- **Exercise details**: Write out each line from the data below that includes the word "this".

════

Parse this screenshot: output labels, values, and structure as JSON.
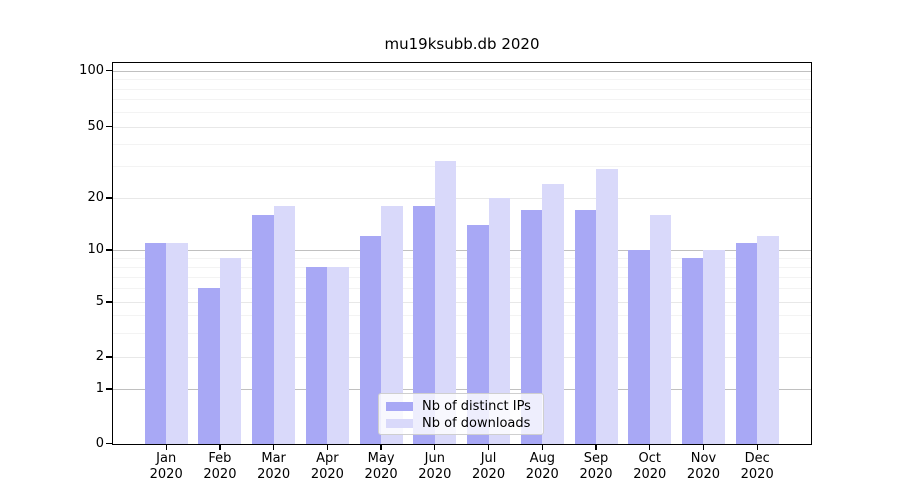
{
  "title": "mu19ksubb.db 2020",
  "chart_data": {
    "type": "bar",
    "title": "mu19ksubb.db 2020",
    "categories": [
      "Jan",
      "Feb",
      "Mar",
      "Apr",
      "May",
      "Jun",
      "Jul",
      "Aug",
      "Sep",
      "Oct",
      "Nov",
      "Dec"
    ],
    "category_year": "2020",
    "series": [
      {
        "name": "Nb of distinct IPs",
        "color": "#a8a8f5",
        "values": [
          11,
          6,
          16,
          8,
          12,
          18,
          14,
          17,
          17,
          10,
          9,
          11
        ]
      },
      {
        "name": "Nb of downloads",
        "color": "#d9d9fa",
        "values": [
          11,
          9,
          18,
          8,
          18,
          32,
          20,
          24,
          29,
          16,
          10,
          12
        ]
      }
    ],
    "yscale": "symlog",
    "ylim": [
      0,
      113
    ],
    "y_ticks": [
      0,
      1,
      2,
      5,
      10,
      20,
      50,
      100
    ],
    "y_minor_gridlines": [
      3,
      4,
      6,
      7,
      8,
      9,
      30,
      40,
      60,
      70,
      80,
      90
    ],
    "grid": true,
    "legend_position": "lower center"
  }
}
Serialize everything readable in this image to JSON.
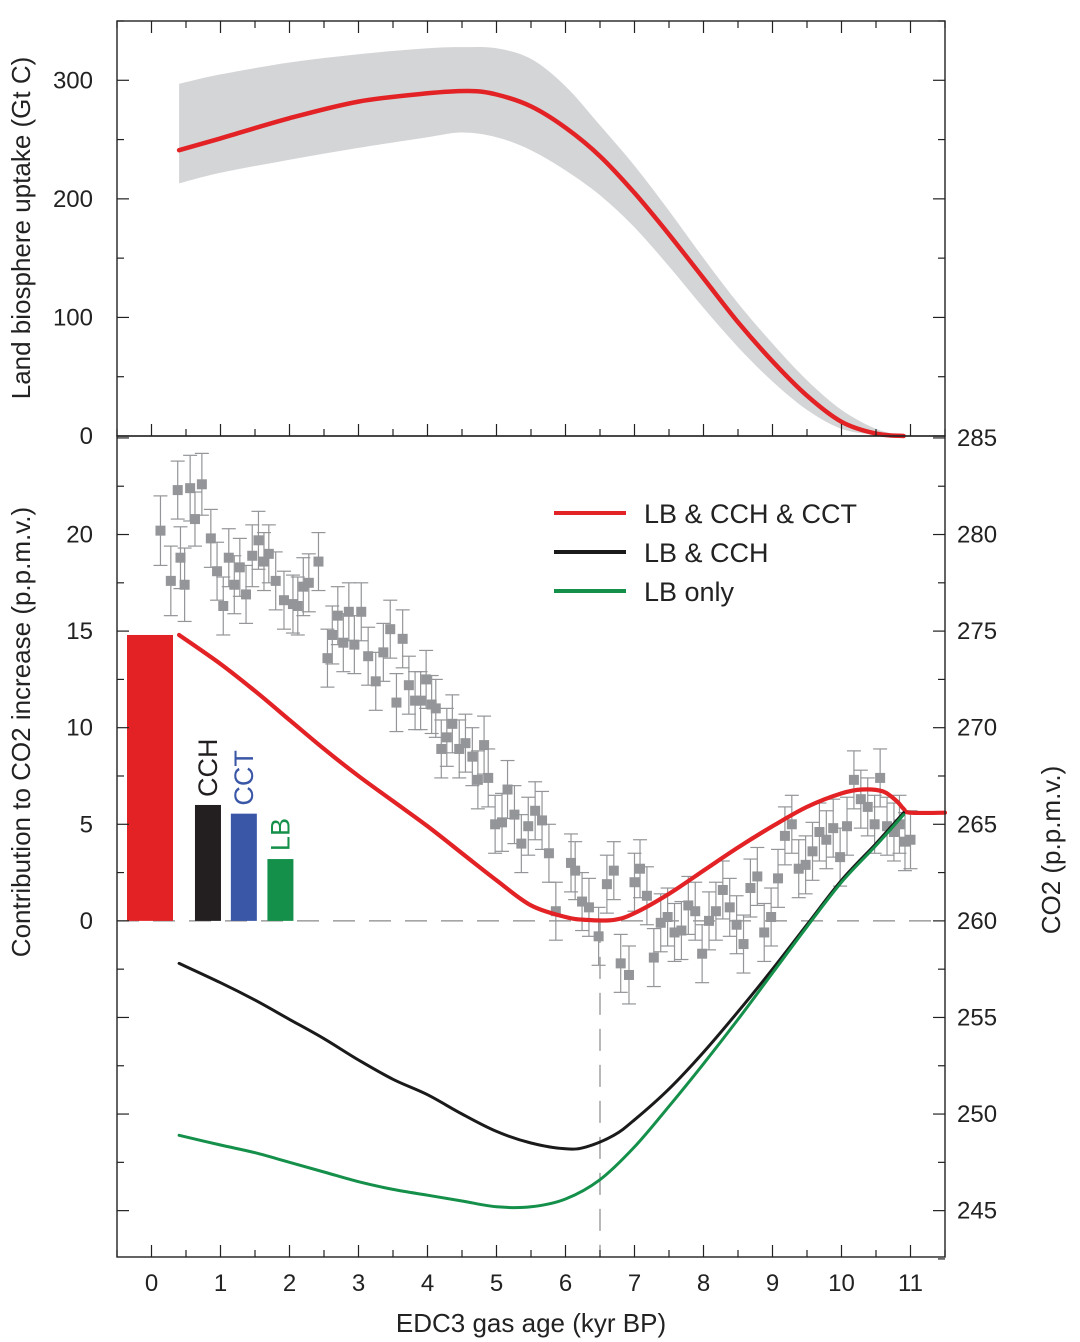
{
  "chart_data": [
    {
      "type": "area",
      "panel": "top",
      "ylabel": "Land biosphere uptake (Gt C)",
      "xlim": [
        -0.5,
        11.5
      ],
      "ylim": [
        0,
        350
      ],
      "yticks": [
        0,
        100,
        200,
        300
      ],
      "ytick_labels": [
        "0",
        "100",
        "200",
        "300"
      ],
      "series": [
        {
          "color": "#e32226",
          "x": [
            0.4,
            1,
            2,
            3,
            4,
            4.6,
            5,
            5.5,
            6,
            6.5,
            7,
            7.5,
            8,
            8.5,
            9,
            9.5,
            10,
            10.5,
            10.9
          ],
          "values": [
            241,
            251,
            268,
            282,
            289,
            291,
            288,
            278,
            260,
            236,
            205,
            170,
            133,
            96,
            63,
            34,
            12,
            2,
            0
          ]
        }
      ],
      "band": {
        "color": "#d4d5d7",
        "x": [
          0.4,
          1,
          2,
          3,
          4,
          4.5,
          5,
          5.5,
          6,
          6.5,
          7,
          7.5,
          8,
          8.5,
          9,
          9.5,
          10,
          10.5,
          10.9
        ],
        "upper": [
          297,
          305,
          315,
          322,
          327,
          328,
          327,
          318,
          295,
          262,
          228,
          190,
          150,
          112,
          78,
          47,
          22,
          6,
          0
        ],
        "lower": [
          213,
          222,
          233,
          243,
          252,
          256,
          252,
          241,
          224,
          203,
          176,
          143,
          108,
          75,
          46,
          22,
          6,
          1,
          0
        ]
      }
    },
    {
      "type": "line",
      "panel": "bottom",
      "xlabel": "EDC3 gas age (kyr BP)",
      "ylabel_left": "Contribution to CO2 increase (p.p.m.v.)",
      "ylabel_right": "CO2 (p.p.m.v.)",
      "xlim": [
        -0.5,
        11.5
      ],
      "xticks": [
        0,
        1,
        2,
        3,
        4,
        5,
        6,
        7,
        8,
        9,
        10,
        11
      ],
      "xtick_labels": [
        "0",
        "1",
        "2",
        "3",
        "4",
        "5",
        "6",
        "7",
        "8",
        "9",
        "10",
        "11"
      ],
      "ylim_left": [
        -17.4,
        25.1
      ],
      "yticks_left": [
        0,
        5,
        10,
        15,
        20
      ],
      "ytick_labels_left": [
        "0",
        "5",
        "10",
        "15",
        "20"
      ],
      "ylim_right": [
        242.6,
        285.1
      ],
      "yticks_right": [
        245,
        250,
        255,
        260,
        265,
        270,
        275,
        280,
        285
      ],
      "ytick_labels_right": [
        "245",
        "250",
        "255",
        "260",
        "265",
        "270",
        "275",
        "280",
        "285"
      ],
      "vline_x": 6.5,
      "legend": [
        {
          "label": "LB & CCH & CCT",
          "color": "#e32226"
        },
        {
          "label": "LB & CCH",
          "color": "#1a1a1a"
        },
        {
          "label": "LB only",
          "color": "#14904a"
        }
      ],
      "series": [
        {
          "name": "LB & CCH & CCT",
          "color": "#e32226",
          "x": [
            0.4,
            1,
            1.5,
            2,
            2.5,
            3,
            3.5,
            4,
            4.5,
            5,
            5.5,
            6,
            6.3,
            6.7,
            7,
            7.5,
            8,
            8.5,
            9,
            9.5,
            10,
            10.3,
            10.6,
            10.8,
            10.9,
            11.0,
            11.5
          ],
          "values": [
            14.8,
            13.3,
            11.9,
            10.4,
            8.9,
            7.5,
            6.2,
            4.9,
            3.5,
            2.1,
            0.8,
            0.2,
            0.05,
            0.05,
            0.4,
            1.4,
            2.6,
            3.8,
            4.9,
            5.9,
            6.6,
            6.8,
            6.7,
            6.2,
            5.8,
            5.6,
            5.6
          ]
        },
        {
          "name": "LB & CCH",
          "color": "#1a1a1a",
          "x": [
            0.4,
            1,
            1.5,
            2,
            2.5,
            3,
            3.5,
            4,
            4.5,
            5,
            5.5,
            6,
            6.3,
            6.7,
            7,
            7.5,
            8,
            8.5,
            9,
            9.5,
            10,
            10.5,
            10.9
          ],
          "values": [
            -2.2,
            -3.2,
            -4.1,
            -5.1,
            -6.1,
            -7.2,
            -8.2,
            -9.0,
            -10.0,
            -10.9,
            -11.5,
            -11.8,
            -11.7,
            -11.1,
            -10.3,
            -8.7,
            -6.8,
            -4.7,
            -2.5,
            -0.2,
            2.1,
            4.0,
            5.6
          ]
        },
        {
          "name": "LB only",
          "color": "#14904a",
          "x": [
            0.4,
            1,
            1.5,
            2,
            2.5,
            3,
            3.5,
            4,
            4.5,
            5,
            5.5,
            6,
            6.5,
            7,
            7.5,
            8,
            8.5,
            9,
            9.5,
            10,
            10.5,
            10.9
          ],
          "values": [
            -11.1,
            -11.6,
            -12.0,
            -12.5,
            -13.0,
            -13.5,
            -13.9,
            -14.2,
            -14.5,
            -14.8,
            -14.8,
            -14.4,
            -13.4,
            -11.7,
            -9.6,
            -7.4,
            -5.1,
            -2.7,
            -0.3,
            2.0,
            3.9,
            5.5
          ]
        }
      ],
      "bars": [
        {
          "x": 0.3,
          "value": 14.8,
          "color": "#e32226",
          "label": ""
        },
        {
          "x": 0.63,
          "value": 6.0,
          "color": "#231f20",
          "label": "CCH"
        },
        {
          "x": 1.15,
          "value": 5.55,
          "color": "#3a56a6",
          "label": "CCT"
        },
        {
          "x": 1.68,
          "value": 3.2,
          "color": "#14904a",
          "label": "LB"
        }
      ],
      "scatter": {
        "color": "#939598",
        "axis": "right",
        "x": [
          0.13,
          0.28,
          0.38,
          0.42,
          0.48,
          0.56,
          0.63,
          0.73,
          0.86,
          0.95,
          1.04,
          1.12,
          1.2,
          1.28,
          1.37,
          1.46,
          1.55,
          1.63,
          1.7,
          1.8,
          1.92,
          2.05,
          2.12,
          2.2,
          2.28,
          2.42,
          2.55,
          2.62,
          2.7,
          2.78,
          2.86,
          2.94,
          3.04,
          3.14,
          3.25,
          3.36,
          3.46,
          3.55,
          3.64,
          3.73,
          3.82,
          3.9,
          3.98,
          4.06,
          4.12,
          4.2,
          4.28,
          4.36,
          4.46,
          4.55,
          4.65,
          4.73,
          4.82,
          4.88,
          4.98,
          5.08,
          5.16,
          5.26,
          5.36,
          5.46,
          5.56,
          5.66,
          5.76,
          5.86,
          6.08,
          6.14,
          6.24,
          6.34,
          6.48,
          6.6,
          6.7,
          6.8,
          6.92,
          7.0,
          7.08,
          7.18,
          7.28,
          7.38,
          7.48,
          7.58,
          7.68,
          7.78,
          7.88,
          7.98,
          8.08,
          8.18,
          8.28,
          8.38,
          8.48,
          8.58,
          8.68,
          8.78,
          8.88,
          8.98,
          9.08,
          9.18,
          9.28,
          9.38,
          9.48,
          9.58,
          9.68,
          9.78,
          9.88,
          9.98,
          10.08,
          10.18,
          10.28,
          10.38,
          10.48,
          10.56,
          10.66,
          10.76,
          10.84,
          10.92,
          11.0
        ],
        "values": [
          280.2,
          277.6,
          282.3,
          278.8,
          277.4,
          282.4,
          280.8,
          282.6,
          279.8,
          278.1,
          276.3,
          278.8,
          277.4,
          278.3,
          276.9,
          278.9,
          279.7,
          278.6,
          279.0,
          277.6,
          276.6,
          276.4,
          276.3,
          277.3,
          277.5,
          278.6,
          273.6,
          274.8,
          275.8,
          274.4,
          276.0,
          274.3,
          276.0,
          273.7,
          272.4,
          273.9,
          275.1,
          271.3,
          274.6,
          272.2,
          271.4,
          271.4,
          272.5,
          271.2,
          271.0,
          268.9,
          269.5,
          270.2,
          268.9,
          269.2,
          268.5,
          267.3,
          269.1,
          267.4,
          265.0,
          265.1,
          266.8,
          265.5,
          264.0,
          264.9,
          265.7,
          265.2,
          263.5,
          260.5,
          263.0,
          262.6,
          261.0,
          260.7,
          259.2,
          261.9,
          262.6,
          257.8,
          257.2,
          262.0,
          262.7,
          261.3,
          258.1,
          259.9,
          260.2,
          259.4,
          259.5,
          260.8,
          260.5,
          258.3,
          260.0,
          260.5,
          261.6,
          260.7,
          259.8,
          258.8,
          261.7,
          262.3,
          259.4,
          260.2,
          262.2,
          264.4,
          265.0,
          262.7,
          262.9,
          263.6,
          264.6,
          264.2,
          264.8,
          263.3,
          264.9,
          267.3,
          266.3,
          265.9,
          265.0,
          267.4,
          264.9,
          264.6,
          265.0,
          264.1,
          264.2
        ],
        "errors": [
          1.8,
          1.8,
          1.5,
          1.6,
          1.9,
          1.7,
          1.4,
          1.6,
          1.5,
          1.5,
          1.5,
          1.5,
          1.5,
          1.5,
          1.5,
          1.6,
          1.5,
          1.5,
          1.5,
          1.5,
          1.5,
          1.5,
          1.5,
          1.5,
          1.5,
          1.5,
          1.5,
          1.5,
          1.5,
          1.5,
          1.5,
          1.5,
          1.5,
          1.5,
          1.5,
          1.5,
          1.5,
          1.5,
          1.5,
          1.5,
          1.5,
          1.5,
          1.5,
          1.5,
          1.5,
          1.5,
          1.5,
          1.5,
          1.5,
          1.5,
          1.5,
          1.5,
          1.5,
          1.5,
          1.5,
          1.5,
          1.5,
          1.5,
          1.5,
          1.5,
          1.5,
          1.5,
          1.5,
          1.5,
          1.5,
          1.5,
          1.5,
          1.5,
          1.5,
          1.5,
          1.5,
          1.5,
          1.5,
          1.5,
          1.5,
          1.5,
          1.5,
          1.5,
          1.5,
          1.5,
          1.5,
          1.5,
          1.5,
          1.5,
          1.5,
          1.5,
          1.5,
          1.5,
          1.5,
          1.5,
          1.5,
          1.5,
          1.5,
          1.5,
          1.5,
          1.5,
          1.5,
          1.5,
          1.5,
          1.5,
          1.5,
          1.5,
          1.5,
          1.5,
          1.5,
          1.5,
          1.5,
          1.5,
          1.5,
          1.5,
          1.5,
          1.5,
          1.5,
          1.5,
          1.5
        ]
      }
    }
  ]
}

════

- **Solution below**:
Parse this screenshot: output labels, values, and structure as JSON.
Serialize everything readable in this image to JSON.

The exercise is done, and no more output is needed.